- _Work to do_
Copy each line in which the string "text" occurs.

-- begin Exercise data --

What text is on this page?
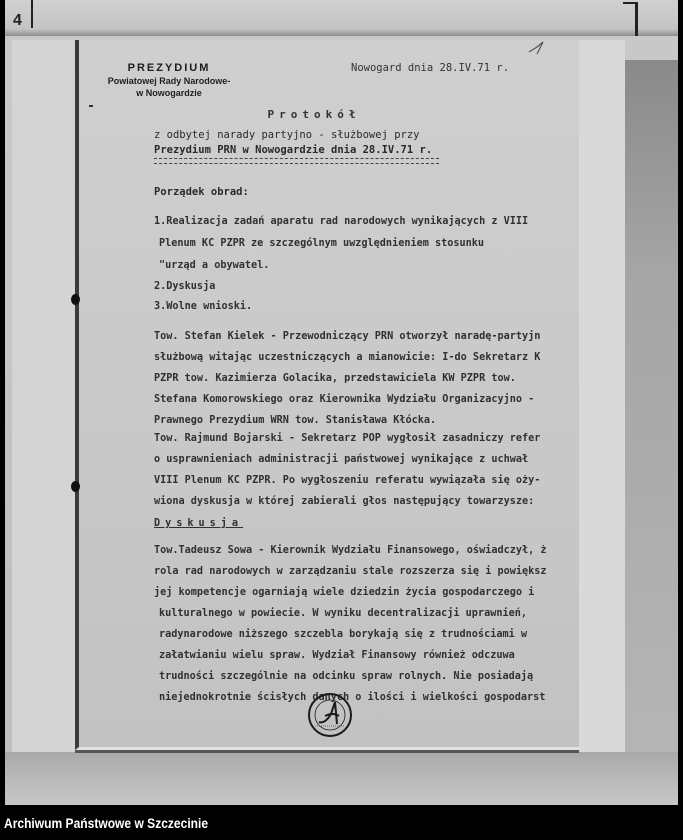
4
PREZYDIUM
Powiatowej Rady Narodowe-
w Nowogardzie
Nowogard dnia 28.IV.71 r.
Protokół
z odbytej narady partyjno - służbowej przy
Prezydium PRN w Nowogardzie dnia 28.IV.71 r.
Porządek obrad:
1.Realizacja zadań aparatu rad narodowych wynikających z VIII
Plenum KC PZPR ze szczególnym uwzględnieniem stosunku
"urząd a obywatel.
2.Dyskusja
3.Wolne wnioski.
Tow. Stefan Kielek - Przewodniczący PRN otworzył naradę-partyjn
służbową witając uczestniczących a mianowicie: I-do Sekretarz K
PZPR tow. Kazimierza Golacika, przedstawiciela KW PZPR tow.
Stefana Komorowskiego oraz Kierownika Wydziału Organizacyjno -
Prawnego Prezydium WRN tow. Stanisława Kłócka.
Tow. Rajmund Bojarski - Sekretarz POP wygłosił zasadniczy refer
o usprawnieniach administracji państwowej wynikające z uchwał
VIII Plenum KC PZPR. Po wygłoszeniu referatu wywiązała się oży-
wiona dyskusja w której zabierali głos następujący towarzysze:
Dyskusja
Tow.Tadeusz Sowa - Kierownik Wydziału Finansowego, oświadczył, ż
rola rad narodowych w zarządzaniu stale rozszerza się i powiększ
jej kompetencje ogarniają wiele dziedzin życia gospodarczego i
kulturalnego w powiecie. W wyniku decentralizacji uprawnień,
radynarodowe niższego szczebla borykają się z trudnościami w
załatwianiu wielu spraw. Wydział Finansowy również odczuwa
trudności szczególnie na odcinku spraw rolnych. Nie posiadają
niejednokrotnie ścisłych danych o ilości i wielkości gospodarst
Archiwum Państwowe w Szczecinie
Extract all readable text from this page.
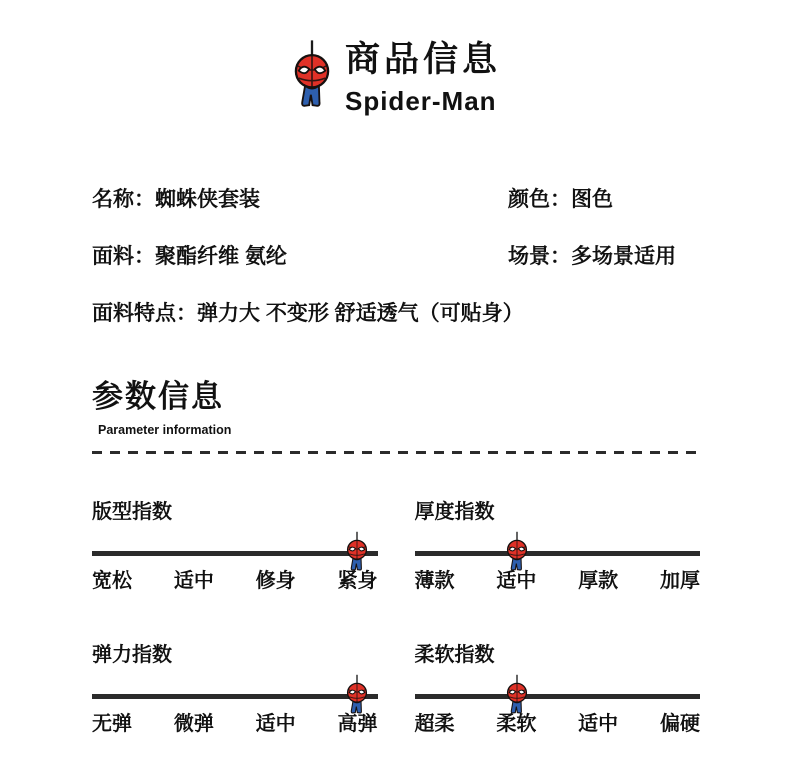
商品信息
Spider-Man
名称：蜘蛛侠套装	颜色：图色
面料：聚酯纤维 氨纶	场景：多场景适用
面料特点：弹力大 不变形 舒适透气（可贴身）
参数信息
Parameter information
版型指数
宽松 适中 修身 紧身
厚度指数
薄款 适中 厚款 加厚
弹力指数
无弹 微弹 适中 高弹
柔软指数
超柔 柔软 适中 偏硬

-- end Exercise data --
-- begin Exercise data --

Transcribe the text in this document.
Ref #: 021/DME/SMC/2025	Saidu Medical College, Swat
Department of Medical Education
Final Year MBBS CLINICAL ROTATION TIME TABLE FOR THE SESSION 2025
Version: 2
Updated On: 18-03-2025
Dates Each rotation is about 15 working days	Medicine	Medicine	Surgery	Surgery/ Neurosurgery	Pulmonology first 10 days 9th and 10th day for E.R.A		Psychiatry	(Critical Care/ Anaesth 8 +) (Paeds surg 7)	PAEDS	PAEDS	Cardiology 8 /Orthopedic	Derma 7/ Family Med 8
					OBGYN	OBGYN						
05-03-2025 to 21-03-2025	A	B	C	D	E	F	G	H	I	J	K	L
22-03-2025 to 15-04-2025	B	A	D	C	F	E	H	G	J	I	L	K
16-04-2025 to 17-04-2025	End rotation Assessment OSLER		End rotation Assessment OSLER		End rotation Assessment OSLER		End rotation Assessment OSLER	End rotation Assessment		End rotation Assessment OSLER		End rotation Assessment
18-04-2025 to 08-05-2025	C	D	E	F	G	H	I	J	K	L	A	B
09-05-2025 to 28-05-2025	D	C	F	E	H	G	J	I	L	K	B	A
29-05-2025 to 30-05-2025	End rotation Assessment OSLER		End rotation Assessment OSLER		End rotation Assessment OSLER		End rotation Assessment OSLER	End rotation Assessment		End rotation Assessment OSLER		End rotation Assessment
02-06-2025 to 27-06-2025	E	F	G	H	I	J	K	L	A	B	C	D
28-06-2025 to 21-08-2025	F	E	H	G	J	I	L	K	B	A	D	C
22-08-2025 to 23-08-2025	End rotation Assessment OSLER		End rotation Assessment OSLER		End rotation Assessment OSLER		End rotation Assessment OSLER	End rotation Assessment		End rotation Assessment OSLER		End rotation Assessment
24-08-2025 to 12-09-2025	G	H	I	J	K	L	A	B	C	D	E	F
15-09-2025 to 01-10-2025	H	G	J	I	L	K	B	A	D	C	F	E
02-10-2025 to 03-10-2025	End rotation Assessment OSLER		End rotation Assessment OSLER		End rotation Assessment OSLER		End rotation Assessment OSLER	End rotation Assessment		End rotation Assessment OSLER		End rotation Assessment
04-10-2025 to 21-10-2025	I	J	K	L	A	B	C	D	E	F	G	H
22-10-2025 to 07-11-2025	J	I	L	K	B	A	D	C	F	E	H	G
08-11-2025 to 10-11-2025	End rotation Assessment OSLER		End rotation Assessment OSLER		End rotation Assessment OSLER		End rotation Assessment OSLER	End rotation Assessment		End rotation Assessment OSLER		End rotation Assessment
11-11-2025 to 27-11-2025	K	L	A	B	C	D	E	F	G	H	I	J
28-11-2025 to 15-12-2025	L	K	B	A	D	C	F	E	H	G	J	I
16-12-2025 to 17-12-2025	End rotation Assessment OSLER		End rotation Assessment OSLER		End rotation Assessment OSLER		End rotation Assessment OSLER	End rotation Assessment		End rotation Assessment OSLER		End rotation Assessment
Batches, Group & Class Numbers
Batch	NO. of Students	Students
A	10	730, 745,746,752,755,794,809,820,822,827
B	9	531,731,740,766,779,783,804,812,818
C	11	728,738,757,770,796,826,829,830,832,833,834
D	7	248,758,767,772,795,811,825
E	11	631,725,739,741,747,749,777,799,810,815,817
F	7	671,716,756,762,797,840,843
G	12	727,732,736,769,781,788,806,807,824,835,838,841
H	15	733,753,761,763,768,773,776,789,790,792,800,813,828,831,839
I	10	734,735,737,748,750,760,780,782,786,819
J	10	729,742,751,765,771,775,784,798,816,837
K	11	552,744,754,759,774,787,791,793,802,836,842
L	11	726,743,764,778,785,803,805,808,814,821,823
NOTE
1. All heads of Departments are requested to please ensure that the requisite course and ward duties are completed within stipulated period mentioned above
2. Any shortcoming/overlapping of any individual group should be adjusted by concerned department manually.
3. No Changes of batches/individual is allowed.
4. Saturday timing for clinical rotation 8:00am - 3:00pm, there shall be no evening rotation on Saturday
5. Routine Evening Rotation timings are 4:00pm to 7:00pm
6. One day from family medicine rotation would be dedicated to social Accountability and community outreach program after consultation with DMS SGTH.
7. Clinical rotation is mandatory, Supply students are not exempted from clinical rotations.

-- end Exercise data --
-- begin Exercise data --

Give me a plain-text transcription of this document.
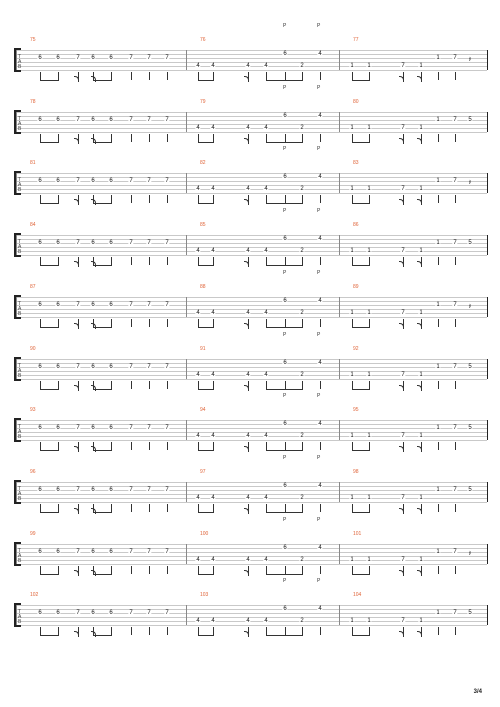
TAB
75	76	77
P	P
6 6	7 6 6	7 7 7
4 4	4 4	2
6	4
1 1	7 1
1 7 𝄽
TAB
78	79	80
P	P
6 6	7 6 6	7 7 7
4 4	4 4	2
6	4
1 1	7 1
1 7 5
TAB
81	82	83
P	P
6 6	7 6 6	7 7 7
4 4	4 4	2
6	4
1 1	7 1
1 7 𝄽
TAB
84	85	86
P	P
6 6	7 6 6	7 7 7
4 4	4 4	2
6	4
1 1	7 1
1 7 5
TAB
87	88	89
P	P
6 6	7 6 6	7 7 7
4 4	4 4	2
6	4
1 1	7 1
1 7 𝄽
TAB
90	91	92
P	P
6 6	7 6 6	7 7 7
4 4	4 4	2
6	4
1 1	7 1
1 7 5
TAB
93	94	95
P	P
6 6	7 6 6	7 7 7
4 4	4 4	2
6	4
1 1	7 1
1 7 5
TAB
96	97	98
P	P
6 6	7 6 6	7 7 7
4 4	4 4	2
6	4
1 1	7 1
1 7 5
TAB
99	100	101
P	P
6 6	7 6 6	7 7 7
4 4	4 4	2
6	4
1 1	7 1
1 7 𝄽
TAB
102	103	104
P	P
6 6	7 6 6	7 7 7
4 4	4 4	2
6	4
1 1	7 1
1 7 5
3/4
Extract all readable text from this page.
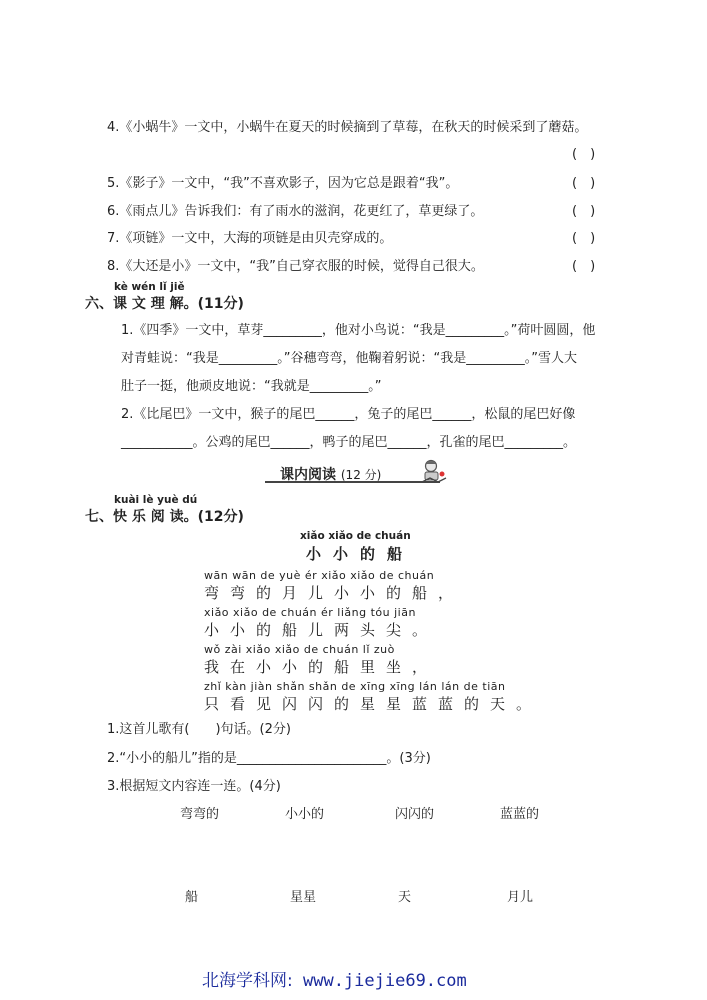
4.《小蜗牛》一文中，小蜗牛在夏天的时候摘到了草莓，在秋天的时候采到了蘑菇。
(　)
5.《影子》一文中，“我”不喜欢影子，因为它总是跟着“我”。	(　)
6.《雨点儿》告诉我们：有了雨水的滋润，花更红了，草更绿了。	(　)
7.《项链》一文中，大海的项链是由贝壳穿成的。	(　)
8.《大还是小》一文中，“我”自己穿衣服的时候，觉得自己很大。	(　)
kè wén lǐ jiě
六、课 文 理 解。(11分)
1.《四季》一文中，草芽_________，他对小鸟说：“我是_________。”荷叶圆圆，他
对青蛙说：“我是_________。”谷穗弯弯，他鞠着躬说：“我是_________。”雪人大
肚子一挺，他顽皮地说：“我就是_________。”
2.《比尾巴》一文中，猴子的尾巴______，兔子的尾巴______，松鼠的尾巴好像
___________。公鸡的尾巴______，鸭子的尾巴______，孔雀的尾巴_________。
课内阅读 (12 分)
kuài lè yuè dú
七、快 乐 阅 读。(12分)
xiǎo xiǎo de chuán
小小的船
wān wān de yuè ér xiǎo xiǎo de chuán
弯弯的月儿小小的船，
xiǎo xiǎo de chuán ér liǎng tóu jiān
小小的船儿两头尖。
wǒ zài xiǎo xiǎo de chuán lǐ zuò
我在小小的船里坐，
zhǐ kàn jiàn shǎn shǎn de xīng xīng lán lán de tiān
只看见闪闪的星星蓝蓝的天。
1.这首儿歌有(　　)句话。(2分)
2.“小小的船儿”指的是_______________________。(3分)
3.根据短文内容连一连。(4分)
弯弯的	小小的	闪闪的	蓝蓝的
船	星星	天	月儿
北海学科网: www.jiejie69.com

-- end Exercise data --

- _Written answer_
What text is on this page?
Extract all readable text from this page.
Transcribe the text in this document.
Give me a plain-text transcription of this document.
Extract all readable text from this page.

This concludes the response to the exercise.